* **TASK TO CARRY OUT**: Which lines below hold the word "value"? Copy all of them.

* **EXTRACTED RECORDS**:

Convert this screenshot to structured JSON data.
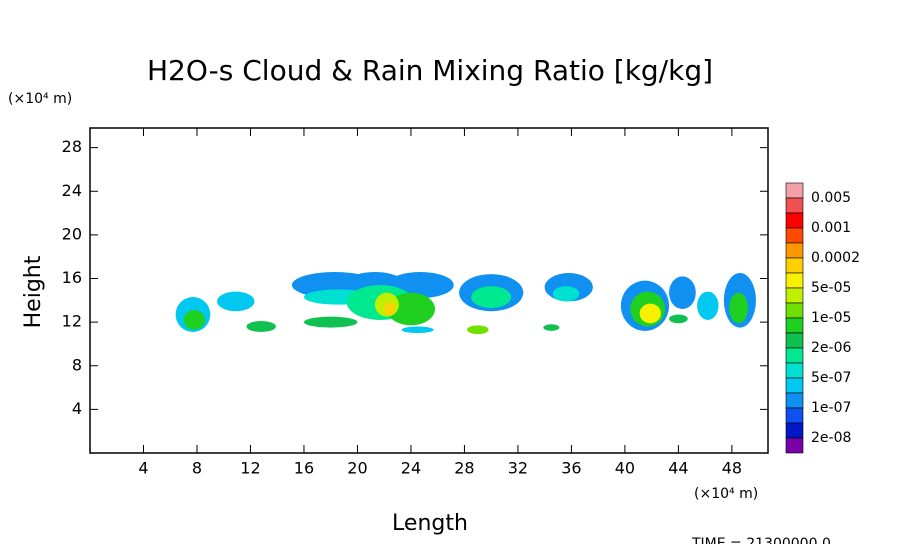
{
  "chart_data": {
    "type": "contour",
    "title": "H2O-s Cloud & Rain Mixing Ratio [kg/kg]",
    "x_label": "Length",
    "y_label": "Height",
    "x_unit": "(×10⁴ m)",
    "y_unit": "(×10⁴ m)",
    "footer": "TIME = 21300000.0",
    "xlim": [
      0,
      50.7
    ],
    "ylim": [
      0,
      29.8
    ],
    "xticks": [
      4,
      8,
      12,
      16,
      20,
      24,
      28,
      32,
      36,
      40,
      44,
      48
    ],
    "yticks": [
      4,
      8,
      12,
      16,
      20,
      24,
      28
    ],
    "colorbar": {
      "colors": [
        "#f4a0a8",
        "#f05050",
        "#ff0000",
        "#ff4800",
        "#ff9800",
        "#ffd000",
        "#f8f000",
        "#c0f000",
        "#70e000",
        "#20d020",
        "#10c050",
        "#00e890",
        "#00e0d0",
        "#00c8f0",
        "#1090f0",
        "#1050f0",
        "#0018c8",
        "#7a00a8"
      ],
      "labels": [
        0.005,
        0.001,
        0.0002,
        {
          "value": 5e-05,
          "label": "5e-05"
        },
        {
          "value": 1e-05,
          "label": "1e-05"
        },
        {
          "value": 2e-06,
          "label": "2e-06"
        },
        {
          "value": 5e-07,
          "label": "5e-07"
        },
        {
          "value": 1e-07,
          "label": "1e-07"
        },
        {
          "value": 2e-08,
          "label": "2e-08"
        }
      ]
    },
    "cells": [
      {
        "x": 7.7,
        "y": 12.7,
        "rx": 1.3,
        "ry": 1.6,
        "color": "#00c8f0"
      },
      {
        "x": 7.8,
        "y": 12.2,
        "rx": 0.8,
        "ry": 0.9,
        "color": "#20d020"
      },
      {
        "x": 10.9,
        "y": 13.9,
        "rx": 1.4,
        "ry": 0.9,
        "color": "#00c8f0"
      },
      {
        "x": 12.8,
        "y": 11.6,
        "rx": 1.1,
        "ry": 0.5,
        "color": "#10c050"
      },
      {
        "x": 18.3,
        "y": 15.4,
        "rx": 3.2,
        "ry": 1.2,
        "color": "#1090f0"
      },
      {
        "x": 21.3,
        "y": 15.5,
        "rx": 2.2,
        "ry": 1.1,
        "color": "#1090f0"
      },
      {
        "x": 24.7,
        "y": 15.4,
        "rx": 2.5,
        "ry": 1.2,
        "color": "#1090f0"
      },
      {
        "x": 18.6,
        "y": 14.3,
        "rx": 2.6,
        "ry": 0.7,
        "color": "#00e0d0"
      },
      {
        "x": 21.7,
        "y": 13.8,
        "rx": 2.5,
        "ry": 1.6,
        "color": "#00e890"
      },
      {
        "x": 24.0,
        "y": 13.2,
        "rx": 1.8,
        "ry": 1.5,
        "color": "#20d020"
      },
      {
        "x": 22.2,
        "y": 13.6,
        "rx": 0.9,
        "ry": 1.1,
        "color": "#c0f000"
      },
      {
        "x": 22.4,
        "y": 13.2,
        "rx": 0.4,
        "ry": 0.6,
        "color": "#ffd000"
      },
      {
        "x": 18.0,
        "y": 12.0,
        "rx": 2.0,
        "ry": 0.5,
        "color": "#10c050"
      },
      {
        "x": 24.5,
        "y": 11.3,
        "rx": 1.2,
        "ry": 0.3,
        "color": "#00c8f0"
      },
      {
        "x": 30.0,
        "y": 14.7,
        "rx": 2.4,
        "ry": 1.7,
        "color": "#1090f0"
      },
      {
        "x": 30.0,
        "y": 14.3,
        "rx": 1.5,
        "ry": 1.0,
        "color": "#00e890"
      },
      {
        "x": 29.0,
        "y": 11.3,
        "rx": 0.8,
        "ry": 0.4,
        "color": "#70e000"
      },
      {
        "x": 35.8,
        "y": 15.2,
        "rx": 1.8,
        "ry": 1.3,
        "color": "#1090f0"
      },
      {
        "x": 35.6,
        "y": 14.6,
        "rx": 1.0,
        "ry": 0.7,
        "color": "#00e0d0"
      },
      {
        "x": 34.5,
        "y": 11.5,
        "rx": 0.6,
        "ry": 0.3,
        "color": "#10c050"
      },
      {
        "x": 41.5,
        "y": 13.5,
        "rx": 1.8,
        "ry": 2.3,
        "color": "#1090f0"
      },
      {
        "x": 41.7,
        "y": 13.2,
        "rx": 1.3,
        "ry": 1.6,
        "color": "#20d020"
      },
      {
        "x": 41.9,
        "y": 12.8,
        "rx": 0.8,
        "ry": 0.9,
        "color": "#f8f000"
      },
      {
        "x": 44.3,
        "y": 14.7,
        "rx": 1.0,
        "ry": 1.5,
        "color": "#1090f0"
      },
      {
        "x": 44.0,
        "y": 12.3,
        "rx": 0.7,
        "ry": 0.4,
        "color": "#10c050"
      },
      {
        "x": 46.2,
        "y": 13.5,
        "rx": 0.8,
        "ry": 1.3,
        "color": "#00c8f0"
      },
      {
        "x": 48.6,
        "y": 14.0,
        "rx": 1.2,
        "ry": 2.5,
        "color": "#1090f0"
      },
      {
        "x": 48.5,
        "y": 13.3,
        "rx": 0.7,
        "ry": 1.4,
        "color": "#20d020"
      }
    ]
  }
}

* **ANSWER TO THE PROBLEM**:
          "value": 5e-05,
          "value": 1e-05,
          "value": 2e-06,
          "value": 5e-07,
          "value": 1e-07,
          "value": 2e-08,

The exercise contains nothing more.